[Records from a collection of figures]

--------

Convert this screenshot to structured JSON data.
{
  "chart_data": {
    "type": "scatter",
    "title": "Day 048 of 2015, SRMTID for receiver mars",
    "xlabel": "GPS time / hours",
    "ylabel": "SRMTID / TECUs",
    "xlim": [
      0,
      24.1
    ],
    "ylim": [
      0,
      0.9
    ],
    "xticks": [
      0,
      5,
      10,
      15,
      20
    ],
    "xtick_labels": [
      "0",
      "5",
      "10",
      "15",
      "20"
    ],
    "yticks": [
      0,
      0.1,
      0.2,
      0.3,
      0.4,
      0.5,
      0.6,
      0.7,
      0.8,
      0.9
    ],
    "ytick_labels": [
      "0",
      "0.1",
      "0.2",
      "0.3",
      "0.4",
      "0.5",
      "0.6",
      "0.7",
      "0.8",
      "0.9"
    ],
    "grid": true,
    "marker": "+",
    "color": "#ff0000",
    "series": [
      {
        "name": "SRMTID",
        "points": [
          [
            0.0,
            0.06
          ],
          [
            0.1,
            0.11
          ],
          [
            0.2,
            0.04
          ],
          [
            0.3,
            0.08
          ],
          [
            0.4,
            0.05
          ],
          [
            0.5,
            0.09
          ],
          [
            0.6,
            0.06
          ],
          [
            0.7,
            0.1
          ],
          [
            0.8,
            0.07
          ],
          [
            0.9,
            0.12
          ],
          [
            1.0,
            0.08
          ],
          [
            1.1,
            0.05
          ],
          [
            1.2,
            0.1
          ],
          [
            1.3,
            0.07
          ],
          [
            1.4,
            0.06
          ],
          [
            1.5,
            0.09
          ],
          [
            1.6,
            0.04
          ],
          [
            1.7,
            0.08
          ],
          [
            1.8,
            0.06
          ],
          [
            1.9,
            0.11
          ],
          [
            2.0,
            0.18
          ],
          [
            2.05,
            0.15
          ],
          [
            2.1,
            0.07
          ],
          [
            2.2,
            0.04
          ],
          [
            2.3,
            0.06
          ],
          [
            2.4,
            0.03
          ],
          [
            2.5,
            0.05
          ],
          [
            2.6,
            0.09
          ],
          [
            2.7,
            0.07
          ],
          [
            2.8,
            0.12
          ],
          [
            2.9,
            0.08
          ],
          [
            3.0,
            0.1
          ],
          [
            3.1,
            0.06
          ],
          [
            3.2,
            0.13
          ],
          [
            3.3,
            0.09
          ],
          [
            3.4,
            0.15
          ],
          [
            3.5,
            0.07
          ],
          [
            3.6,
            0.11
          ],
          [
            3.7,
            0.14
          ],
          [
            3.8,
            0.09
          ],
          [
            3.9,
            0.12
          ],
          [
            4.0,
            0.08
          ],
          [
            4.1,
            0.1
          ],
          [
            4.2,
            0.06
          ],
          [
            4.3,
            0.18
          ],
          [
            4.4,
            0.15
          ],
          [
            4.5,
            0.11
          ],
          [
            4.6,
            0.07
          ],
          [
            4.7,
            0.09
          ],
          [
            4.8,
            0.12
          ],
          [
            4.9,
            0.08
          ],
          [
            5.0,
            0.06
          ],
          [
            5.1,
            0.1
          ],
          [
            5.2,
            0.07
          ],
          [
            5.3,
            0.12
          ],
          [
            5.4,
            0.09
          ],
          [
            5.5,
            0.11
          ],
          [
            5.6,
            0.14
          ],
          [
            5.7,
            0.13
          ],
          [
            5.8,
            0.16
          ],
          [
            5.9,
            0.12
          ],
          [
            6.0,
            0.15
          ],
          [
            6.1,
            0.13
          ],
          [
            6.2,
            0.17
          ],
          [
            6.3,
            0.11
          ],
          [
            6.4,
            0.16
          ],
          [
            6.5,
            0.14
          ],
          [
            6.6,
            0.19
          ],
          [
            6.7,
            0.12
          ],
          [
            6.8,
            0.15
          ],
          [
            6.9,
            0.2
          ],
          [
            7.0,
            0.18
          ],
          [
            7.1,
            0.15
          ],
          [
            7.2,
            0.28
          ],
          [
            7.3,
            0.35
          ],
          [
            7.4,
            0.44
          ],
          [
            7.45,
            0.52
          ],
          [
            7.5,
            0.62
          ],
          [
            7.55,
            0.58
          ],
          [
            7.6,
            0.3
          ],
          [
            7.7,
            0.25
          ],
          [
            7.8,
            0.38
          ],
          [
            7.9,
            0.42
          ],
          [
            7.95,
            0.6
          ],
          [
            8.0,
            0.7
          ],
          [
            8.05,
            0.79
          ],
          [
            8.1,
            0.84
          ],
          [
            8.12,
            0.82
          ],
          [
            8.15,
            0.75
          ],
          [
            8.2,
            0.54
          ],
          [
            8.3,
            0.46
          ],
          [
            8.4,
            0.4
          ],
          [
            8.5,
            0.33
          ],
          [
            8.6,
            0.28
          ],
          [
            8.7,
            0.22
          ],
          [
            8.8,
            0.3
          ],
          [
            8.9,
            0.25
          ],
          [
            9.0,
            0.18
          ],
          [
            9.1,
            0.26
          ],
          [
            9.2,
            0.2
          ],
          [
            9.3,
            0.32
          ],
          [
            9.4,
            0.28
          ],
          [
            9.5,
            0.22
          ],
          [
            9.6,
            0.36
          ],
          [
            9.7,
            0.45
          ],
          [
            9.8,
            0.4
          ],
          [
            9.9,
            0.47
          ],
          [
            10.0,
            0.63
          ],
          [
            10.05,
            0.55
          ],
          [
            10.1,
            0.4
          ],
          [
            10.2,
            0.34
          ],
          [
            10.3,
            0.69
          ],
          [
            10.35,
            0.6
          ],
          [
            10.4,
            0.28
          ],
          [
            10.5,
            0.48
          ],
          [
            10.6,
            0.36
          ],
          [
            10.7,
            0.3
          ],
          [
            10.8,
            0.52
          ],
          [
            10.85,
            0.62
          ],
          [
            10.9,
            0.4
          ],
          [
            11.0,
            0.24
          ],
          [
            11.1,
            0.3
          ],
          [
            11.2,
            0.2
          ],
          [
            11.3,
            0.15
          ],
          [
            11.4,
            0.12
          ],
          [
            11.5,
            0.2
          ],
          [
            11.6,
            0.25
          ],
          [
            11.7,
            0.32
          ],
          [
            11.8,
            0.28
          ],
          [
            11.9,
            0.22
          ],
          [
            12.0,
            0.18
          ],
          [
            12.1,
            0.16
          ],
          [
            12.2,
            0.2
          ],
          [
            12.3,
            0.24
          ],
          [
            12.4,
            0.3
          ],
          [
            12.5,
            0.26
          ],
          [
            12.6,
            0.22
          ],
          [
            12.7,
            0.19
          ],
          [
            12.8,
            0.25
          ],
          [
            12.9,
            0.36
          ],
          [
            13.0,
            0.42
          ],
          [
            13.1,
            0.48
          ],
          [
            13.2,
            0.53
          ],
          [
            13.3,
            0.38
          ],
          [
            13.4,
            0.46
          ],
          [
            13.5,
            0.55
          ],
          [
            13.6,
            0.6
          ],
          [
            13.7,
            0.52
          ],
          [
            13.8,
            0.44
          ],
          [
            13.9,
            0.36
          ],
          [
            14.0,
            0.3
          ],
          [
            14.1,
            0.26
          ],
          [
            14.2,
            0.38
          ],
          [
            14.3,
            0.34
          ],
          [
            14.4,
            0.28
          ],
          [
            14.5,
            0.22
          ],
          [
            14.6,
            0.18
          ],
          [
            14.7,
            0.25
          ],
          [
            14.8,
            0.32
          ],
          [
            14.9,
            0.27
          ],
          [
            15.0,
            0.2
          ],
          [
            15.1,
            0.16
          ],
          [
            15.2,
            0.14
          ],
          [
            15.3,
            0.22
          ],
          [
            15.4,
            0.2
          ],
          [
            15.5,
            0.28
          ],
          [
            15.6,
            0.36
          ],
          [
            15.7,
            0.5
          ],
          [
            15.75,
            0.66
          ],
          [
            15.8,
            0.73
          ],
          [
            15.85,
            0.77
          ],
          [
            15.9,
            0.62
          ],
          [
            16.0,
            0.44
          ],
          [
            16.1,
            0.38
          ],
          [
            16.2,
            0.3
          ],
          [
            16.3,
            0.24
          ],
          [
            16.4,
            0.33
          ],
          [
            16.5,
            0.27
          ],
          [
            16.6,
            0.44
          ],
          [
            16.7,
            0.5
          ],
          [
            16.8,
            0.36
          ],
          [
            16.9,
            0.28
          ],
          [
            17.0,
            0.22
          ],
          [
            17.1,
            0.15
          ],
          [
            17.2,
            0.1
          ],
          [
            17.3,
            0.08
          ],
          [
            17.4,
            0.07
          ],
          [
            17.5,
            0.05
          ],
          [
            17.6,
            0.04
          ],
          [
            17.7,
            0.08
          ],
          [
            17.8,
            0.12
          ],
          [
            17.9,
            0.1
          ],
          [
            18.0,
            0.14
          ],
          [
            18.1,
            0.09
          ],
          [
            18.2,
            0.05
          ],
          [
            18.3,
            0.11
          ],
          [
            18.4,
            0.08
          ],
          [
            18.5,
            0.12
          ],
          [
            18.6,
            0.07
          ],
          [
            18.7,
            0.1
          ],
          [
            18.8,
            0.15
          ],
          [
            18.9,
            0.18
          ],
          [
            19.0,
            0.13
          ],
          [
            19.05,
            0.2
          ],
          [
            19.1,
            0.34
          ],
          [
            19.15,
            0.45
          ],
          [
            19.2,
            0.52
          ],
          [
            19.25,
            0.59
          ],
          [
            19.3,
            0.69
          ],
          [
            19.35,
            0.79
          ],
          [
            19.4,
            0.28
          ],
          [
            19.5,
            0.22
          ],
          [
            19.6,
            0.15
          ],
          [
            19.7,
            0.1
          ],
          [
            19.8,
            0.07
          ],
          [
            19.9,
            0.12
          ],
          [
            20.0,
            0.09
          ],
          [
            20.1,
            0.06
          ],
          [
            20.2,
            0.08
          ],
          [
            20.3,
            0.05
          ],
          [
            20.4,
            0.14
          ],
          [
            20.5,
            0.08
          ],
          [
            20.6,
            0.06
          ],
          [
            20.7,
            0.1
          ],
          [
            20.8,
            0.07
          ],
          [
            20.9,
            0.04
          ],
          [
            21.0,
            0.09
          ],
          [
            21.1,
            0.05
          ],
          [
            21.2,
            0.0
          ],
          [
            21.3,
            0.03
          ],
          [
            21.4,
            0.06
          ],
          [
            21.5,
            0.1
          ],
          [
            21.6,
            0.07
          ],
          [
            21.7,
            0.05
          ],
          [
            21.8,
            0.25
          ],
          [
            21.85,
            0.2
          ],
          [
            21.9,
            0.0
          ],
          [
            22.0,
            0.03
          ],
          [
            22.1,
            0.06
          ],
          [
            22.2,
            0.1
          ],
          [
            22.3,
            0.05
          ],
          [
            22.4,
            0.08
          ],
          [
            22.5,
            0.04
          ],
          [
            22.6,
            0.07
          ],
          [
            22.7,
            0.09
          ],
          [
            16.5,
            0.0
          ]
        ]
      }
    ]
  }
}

--------

• _CHALLENGE_
Copy all lines in the listing above where the string "SRMTID" appears.

• _EXERCISE OUTPUT_
    "title": "Day 048 of 2015, SRMTID for receiver mars",
    "ylabel": "SRMTID / TECUs",
        "name": "SRMTID",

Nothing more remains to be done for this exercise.